→ SHORT EXERCISE
Write every line out verbatim and omit the pictures.

-- START OF STORED ROWS --

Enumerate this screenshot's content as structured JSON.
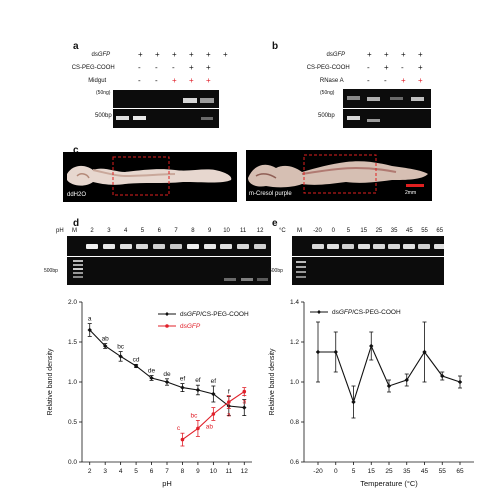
{
  "panel_a": {
    "letter": "a",
    "rows": [
      {
        "name": "dsGFP",
        "signs": [
          "+",
          "+",
          "+",
          "+",
          "+",
          "+"
        ]
      },
      {
        "name": "CS-PEG-COOH",
        "signs": [
          "-",
          "-",
          "-",
          "+",
          "+",
          ""
        ]
      },
      {
        "name": "Midgut",
        "signs": [
          "-",
          "-",
          "+",
          "+",
          "+",
          ""
        ]
      }
    ],
    "size_labels": [
      "(50ng)",
      "500bp"
    ]
  },
  "panel_b": {
    "letter": "b",
    "rows": [
      {
        "name": "dsGFP",
        "signs": [
          "+",
          "+",
          "+",
          "+"
        ]
      },
      {
        "name": "CS-PEG-COOH",
        "signs": [
          "-",
          "+",
          "-",
          "+"
        ]
      },
      {
        "name": "RNase A",
        "signs": [
          "-",
          "-",
          "+",
          "+"
        ]
      }
    ],
    "size_labels": [
      "(50ng)",
      "500bp"
    ]
  },
  "panel_c": {
    "letter": "c",
    "left_caption": "ddH2O",
    "right_caption": "m-Cresol purple",
    "scale_bar": "2mm"
  },
  "panel_d": {
    "letter": "d",
    "gel_axis": "pH",
    "gel_marker": "M",
    "gel_lanes": [
      "2",
      "3",
      "4",
      "5",
      "6",
      "7",
      "8",
      "9",
      "10",
      "11",
      "12"
    ],
    "size_label": "500bp"
  },
  "panel_e": {
    "letter": "e",
    "gel_axis": "°C",
    "gel_marker": "M",
    "gel_lanes": [
      "-20",
      "0",
      "5",
      "15",
      "25",
      "35",
      "45",
      "55",
      "65"
    ],
    "size_label": "500bp"
  },
  "colors": {
    "black_series": "#111111",
    "red_series": "#e0202a",
    "gel_bg": "#0c0c0c",
    "box": "#e02020"
  },
  "chart_data": [
    {
      "type": "line",
      "xlabel": "pH",
      "ylabel": "Relative band density",
      "xlim": [
        1.5,
        12.5
      ],
      "ylim": [
        0.0,
        2.0
      ],
      "x_ticks": [
        "2",
        "3",
        "4",
        "5",
        "6",
        "7",
        "8",
        "9",
        "10",
        "11",
        "12"
      ],
      "y_ticks": [
        "0.0",
        "0.5",
        "1.0",
        "1.5",
        "2.0"
      ],
      "legend_position": "top-right",
      "series": [
        {
          "name": "dsGFP/CS-PEG-COOH",
          "color": "#111111",
          "x": [
            2,
            3,
            4,
            5,
            6,
            7,
            8,
            9,
            10,
            11,
            12
          ],
          "values": [
            1.65,
            1.45,
            1.32,
            1.2,
            1.05,
            1.0,
            0.93,
            0.9,
            0.85,
            0.7,
            0.68
          ],
          "errors": [
            0.08,
            0.03,
            0.06,
            0.02,
            0.03,
            0.04,
            0.05,
            0.06,
            0.1,
            0.12,
            0.1
          ],
          "letters": [
            "a",
            "ab",
            "bc",
            "cd",
            "de",
            "de",
            "ef",
            "ef",
            "ef",
            "f",
            "f"
          ]
        },
        {
          "name": "dsGFP",
          "color": "#e0202a",
          "x": [
            8,
            9,
            10,
            11,
            12
          ],
          "values": [
            0.28,
            0.42,
            0.6,
            0.75,
            0.88
          ],
          "errors": [
            0.08,
            0.1,
            0.08,
            0.08,
            0.05
          ],
          "letters": [
            "c",
            "bc",
            "ab",
            "a",
            "a"
          ]
        }
      ]
    },
    {
      "type": "line",
      "xlabel": "Temperature (°C)",
      "ylabel": "Relative band density",
      "categories": [
        "-20",
        "0",
        "5",
        "15",
        "25",
        "35",
        "45",
        "55",
        "65"
      ],
      "ylim": [
        0.6,
        1.4
      ],
      "y_ticks": [
        "0.6",
        "0.8",
        "1.0",
        "1.2",
        "1.4"
      ],
      "legend_position": "top-left",
      "series": [
        {
          "name": "dsGFP/CS-PEG-COOH",
          "color": "#111111",
          "values": [
            1.15,
            1.15,
            0.9,
            1.18,
            0.98,
            1.01,
            1.15,
            1.03,
            1.0
          ],
          "errors": [
            0.15,
            0.1,
            0.08,
            0.07,
            0.03,
            0.03,
            0.15,
            0.02,
            0.03
          ]
        }
      ]
    }
  ]
}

-- END OF STORED ROWS --

→ SOLUTION BELOW
Enumerate this screenshot's content as structured JSON.
{
  "panel_a": {
    "letter": "a",
    "rows": [
      {
        "name": "dsGFP",
        "signs": [
          "+",
          "+",
          "+",
          "+",
          "+",
          "+"
        ]
      },
      {
        "name": "CS-PEG-COOH",
        "signs": [
          "-",
          "-",
          "-",
          "+",
          "+",
          ""
        ]
      },
      {
        "name": "Midgut",
        "signs": [
          "-",
          "-",
          "+",
          "+",
          "+",
          ""
        ]
      }
    ],
    "size_labels": [
      "(50ng)",
      "500bp"
    ]
  },
  "panel_b": {
    "letter": "b",
    "rows": [
      {
        "name": "dsGFP",
        "signs": [
          "+",
          "+",
          "+",
          "+"
        ]
      },
      {
        "name": "CS-PEG-COOH",
        "signs": [
          "-",
          "+",
          "-",
          "+"
        ]
      },
      {
        "name": "RNase A",
        "signs": [
          "-",
          "-",
          "+",
          "+"
        ]
      }
    ],
    "size_labels": [
      "(50ng)",
      "500bp"
    ]
  },
  "panel_c": {
    "letter": "c",
    "left_caption": "ddH2O",
    "right_caption": "m-Cresol purple",
    "scale_bar": "2mm"
  },
  "panel_d": {
    "letter": "d",
    "gel_axis": "pH",
    "gel_marker": "M",
    "gel_lanes": [
      "2",
      "3",
      "4",
      "5",
      "6",
      "7",
      "8",
      "9",
      "10",
      "11",
      "12"
    ],
    "size_label": "500bp"
  },
  "panel_e": {
    "letter": "e",
    "gel_axis": "°C",
    "gel_marker": "M",
    "gel_lanes": [
      "-20",
      "0",
      "5",
      "15",
      "25",
      "35",
      "45",
      "55",
      "65"
    ],
    "size_label": "500bp"
  },
  "colors": {
    "black_series": "#111111",
    "red_series": "#e0202a",
    "gel_bg": "#0c0c0c",
    "box": "#e02020"
  },
  "chart_data": [
    {
      "type": "line",
      "xlabel": "pH",
      "ylabel": "Relative band density",
      "xlim": [
        1.5,
        12.5
      ],
      "ylim": [
        0.0,
        2.0
      ],
      "x_ticks": [
        "2",
        "3",
        "4",
        "5",
        "6",
        "7",
        "8",
        "9",
        "10",
        "11",
        "12"
      ],
      "y_ticks": [
        "0.0",
        "0.5",
        "1.0",
        "1.5",
        "2.0"
      ],
      "legend_position": "top-right",
      "series": [
        {
          "name": "dsGFP/CS-PEG-COOH",
          "color": "#111111",
          "x": [
            2,
            3,
            4,
            5,
            6,
            7,
            8,
            9,
            10,
            11,
            12
          ],
          "values": [
            1.65,
            1.45,
            1.32,
            1.2,
            1.05,
            1.0,
            0.93,
            0.9,
            0.85,
            0.7,
            0.68
          ],
          "errors": [
            0.08,
            0.03,
            0.06,
            0.02,
            0.03,
            0.04,
            0.05,
            0.06,
            0.1,
            0.12,
            0.1
          ],
          "letters": [
            "a",
            "ab",
            "bc",
            "cd",
            "de",
            "de",
            "ef",
            "ef",
            "ef",
            "f",
            "f"
          ]
        },
        {
          "name": "dsGFP",
          "color": "#e0202a",
          "x": [
            8,
            9,
            10,
            11,
            12
          ],
          "values": [
            0.28,
            0.42,
            0.6,
            0.75,
            0.88
          ],
          "errors": [
            0.08,
            0.1,
            0.08,
            0.08,
            0.05
          ],
          "letters": [
            "c",
            "bc",
            "ab",
            "a",
            "a"
          ]
        }
      ]
    },
    {
      "type": "line",
      "xlabel": "Temperature (°C)",
      "ylabel": "Relative band density",
      "categories": [
        "-20",
        "0",
        "5",
        "15",
        "25",
        "35",
        "45",
        "55",
        "65"
      ],
      "ylim": [
        0.6,
        1.4
      ],
      "y_ticks": [
        "0.6",
        "0.8",
        "1.0",
        "1.2",
        "1.4"
      ],
      "legend_position": "top-left",
      "series": [
        {
          "name": "dsGFP/CS-PEG-COOH",
          "color": "#111111",
          "values": [
            1.15,
            1.15,
            0.9,
            1.18,
            0.98,
            1.01,
            1.15,
            1.03,
            1.0
          ],
          "errors": [
            0.15,
            0.1,
            0.08,
            0.07,
            0.03,
            0.03,
            0.15,
            0.02,
            0.03
          ]
        }
      ]
    }
  ]
}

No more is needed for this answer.